--- Exercice ---
Extrayez du texte sur la loi 62, sans la moindre modification, le passage qui commence par « Le gouvernement du Québec doit » et se termine par « la Cour suprême. ».


    Dès que la loi 62 sera mise en application par le gouvernement du Québec, il y aura des constestations en référence aux chartes canadiennes et québécoises et à la constitution.

    Du coup la Cour suprême devra trancher sur 1) l'application du principe du visage découvert pour l'offre et la réception des services et 2) sur la façon de prendre en compte la dimension religieuse de l'offre et de la réception.

    Comme la loi 62 ne fait pas référence au lien entre le voile et son caractère religieux, les juges de la Cour suprême statueront fort probablement que le gouvernement du Québec ne peut pas généraliser le principe du visage découvert pour la réception lorsque celle-ci ne concerne pas un service relevant de règles de comportement dans l'espace public. Ils inviteront alors le gouvernement du Québec à modifier sa loi.

    Le gouvernement du Québec pourrait se prévaloir de « la clause dérogatoire » de la constitution canadienne ou se conformer aux exigences des juges. Nous n'en sommes pas là.

    Le gouvernement du Québec doit promulguer cette loi et des procès doivent cheminer pour que la Cour suprême statue. D'ici là, la seule chose que peut faire le gouvernement canadien est de demander à la Cour suprême de statuer sur la conformité de la loi 62 à la constitution du Canada.

    Il est possible qu'il le fasse parce qu'il sera l'objet de pression en ce sens, ce qui demeurera une intervention secondaire, la principale étant la décision de la Cour suprême.

    C'est ainsi au Canada parce que l'individu plutôt que la collectivité a des droits et si la collectivité en a, ses droits sont impérativement circonscrits à des champs précis.

  • Eric Vallée - Inscrit 19 octobre 2017 14 h 31

    Trop tard

    On a choisi d'accepter certains immigrants, là il faut vivre avec. La Cour suprême viendrait bientôt jeter par terre les dispositions de cette loi.

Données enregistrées

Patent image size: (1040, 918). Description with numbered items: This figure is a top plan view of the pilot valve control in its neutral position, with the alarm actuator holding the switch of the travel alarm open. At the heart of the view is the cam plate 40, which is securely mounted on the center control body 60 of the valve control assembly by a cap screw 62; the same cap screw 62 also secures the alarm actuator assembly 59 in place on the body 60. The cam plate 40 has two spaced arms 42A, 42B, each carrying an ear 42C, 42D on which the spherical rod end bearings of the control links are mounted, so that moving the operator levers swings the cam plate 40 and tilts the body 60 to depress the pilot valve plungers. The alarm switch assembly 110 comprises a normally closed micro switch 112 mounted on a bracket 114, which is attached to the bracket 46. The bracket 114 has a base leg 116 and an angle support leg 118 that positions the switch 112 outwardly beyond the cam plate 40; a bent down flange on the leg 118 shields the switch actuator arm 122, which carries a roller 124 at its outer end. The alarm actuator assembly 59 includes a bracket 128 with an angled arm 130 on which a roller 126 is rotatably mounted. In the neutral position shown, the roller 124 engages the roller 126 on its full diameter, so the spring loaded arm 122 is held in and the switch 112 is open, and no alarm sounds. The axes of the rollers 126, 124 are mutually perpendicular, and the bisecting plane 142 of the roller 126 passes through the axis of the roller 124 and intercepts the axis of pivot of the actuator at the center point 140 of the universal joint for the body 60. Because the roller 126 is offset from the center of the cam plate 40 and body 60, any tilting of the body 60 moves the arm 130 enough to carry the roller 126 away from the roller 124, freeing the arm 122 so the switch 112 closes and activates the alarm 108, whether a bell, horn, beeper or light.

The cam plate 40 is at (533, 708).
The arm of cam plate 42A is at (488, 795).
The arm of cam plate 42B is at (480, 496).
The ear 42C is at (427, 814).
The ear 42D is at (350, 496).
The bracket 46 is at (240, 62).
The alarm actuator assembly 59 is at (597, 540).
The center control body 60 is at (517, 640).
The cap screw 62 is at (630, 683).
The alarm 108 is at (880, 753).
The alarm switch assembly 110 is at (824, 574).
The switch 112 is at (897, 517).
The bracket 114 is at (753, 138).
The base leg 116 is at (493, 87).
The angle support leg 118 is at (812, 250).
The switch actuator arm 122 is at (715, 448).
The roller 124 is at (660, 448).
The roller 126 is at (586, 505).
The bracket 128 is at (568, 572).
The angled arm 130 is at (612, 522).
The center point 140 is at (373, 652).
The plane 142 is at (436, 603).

--- Corrigé proposé ---
Le gouvernement du Québec doit promulguer cette loi et des procès doivent cheminer pour que la Cour suprême statue. D'ici là, la seule chose que peut faire le gouvernement canadien est de demander à la Cour suprême de statuer sur la conformité de la loi 62 à la constitution du Canada.

    Il est possible qu'il le fasse parce qu'il sera l'objet de pression en ce sens, ce qui demeurera une intervention secondaire, la principale étant la décision de la Cour suprême.